------ Excerpted records ------
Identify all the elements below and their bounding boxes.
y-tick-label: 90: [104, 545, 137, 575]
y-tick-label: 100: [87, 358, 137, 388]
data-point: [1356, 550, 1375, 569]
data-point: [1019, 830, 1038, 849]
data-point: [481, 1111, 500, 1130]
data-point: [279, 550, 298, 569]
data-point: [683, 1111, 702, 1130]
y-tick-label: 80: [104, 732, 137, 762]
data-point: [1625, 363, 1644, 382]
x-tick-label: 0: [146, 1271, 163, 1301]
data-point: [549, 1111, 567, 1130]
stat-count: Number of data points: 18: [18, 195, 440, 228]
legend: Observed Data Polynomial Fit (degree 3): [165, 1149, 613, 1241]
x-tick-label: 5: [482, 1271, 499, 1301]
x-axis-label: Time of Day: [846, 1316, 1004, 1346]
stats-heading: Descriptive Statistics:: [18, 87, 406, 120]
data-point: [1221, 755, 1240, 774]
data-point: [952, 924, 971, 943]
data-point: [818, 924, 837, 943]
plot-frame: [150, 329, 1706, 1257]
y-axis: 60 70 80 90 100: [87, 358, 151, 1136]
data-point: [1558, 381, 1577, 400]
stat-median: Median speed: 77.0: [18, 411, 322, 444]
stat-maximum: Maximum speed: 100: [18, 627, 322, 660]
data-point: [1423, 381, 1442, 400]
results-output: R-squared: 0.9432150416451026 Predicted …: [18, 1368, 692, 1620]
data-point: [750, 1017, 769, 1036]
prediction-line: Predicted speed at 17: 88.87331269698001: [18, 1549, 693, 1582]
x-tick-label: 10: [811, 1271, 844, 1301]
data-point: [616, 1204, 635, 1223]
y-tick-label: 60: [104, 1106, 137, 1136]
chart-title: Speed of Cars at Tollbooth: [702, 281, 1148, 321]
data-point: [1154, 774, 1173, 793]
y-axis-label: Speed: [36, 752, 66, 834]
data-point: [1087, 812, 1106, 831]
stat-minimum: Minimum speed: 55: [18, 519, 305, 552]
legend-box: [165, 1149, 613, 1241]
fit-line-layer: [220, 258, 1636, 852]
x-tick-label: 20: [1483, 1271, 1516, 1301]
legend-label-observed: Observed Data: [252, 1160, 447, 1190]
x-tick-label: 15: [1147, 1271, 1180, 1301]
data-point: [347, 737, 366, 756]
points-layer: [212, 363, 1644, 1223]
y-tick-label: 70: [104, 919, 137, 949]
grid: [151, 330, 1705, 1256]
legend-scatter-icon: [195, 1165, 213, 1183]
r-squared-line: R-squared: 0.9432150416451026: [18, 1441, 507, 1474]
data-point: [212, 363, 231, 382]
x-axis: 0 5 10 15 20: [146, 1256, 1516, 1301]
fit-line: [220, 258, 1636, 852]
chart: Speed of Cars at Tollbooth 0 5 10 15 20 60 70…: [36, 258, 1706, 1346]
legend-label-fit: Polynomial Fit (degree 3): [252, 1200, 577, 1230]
------
◆ **Task description**
Write out the stretch of the material from its first line through the line containing "prediction-line: Predicted speed", both ends included, with no changes.

◆ **The solution**
Identify all the elements below and their bounding boxes.
y-tick-label: 90: [104, 545, 137, 575]
y-tick-label: 100: [87, 358, 137, 388]
data-point: [1356, 550, 1375, 569]
data-point: [1019, 830, 1038, 849]
data-point: [481, 1111, 500, 1130]
data-point: [279, 550, 298, 569]
data-point: [683, 1111, 702, 1130]
y-tick-label: 80: [104, 732, 137, 762]
data-point: [1625, 363, 1644, 382]
x-tick-label: 0: [146, 1271, 163, 1301]
data-point: [549, 1111, 567, 1130]
stat-count: Number of data points: 18: [18, 195, 440, 228]
legend: Observed Data Polynomial Fit (degree 3): [165, 1149, 613, 1241]
x-tick-label: 5: [482, 1271, 499, 1301]
x-axis-label: Time of Day: [846, 1316, 1004, 1346]
stats-heading: Descriptive Statistics:: [18, 87, 406, 120]
data-point: [1221, 755, 1240, 774]
data-point: [952, 924, 971, 943]
data-point: [818, 924, 837, 943]
plot-frame: [150, 329, 1706, 1257]
y-axis: 60 70 80 90 100: [87, 358, 151, 1136]
data-point: [1558, 381, 1577, 400]
stat-median: Median speed: 77.0: [18, 411, 322, 444]
stat-maximum: Maximum speed: 100: [18, 627, 322, 660]
data-point: [1423, 381, 1442, 400]
results-output: R-squared: 0.9432150416451026 Predicted …: [18, 1368, 692, 1620]
data-point: [750, 1017, 769, 1036]
prediction-line: Predicted speed at 17: 88.87331269698001: [18, 1549, 693, 1582]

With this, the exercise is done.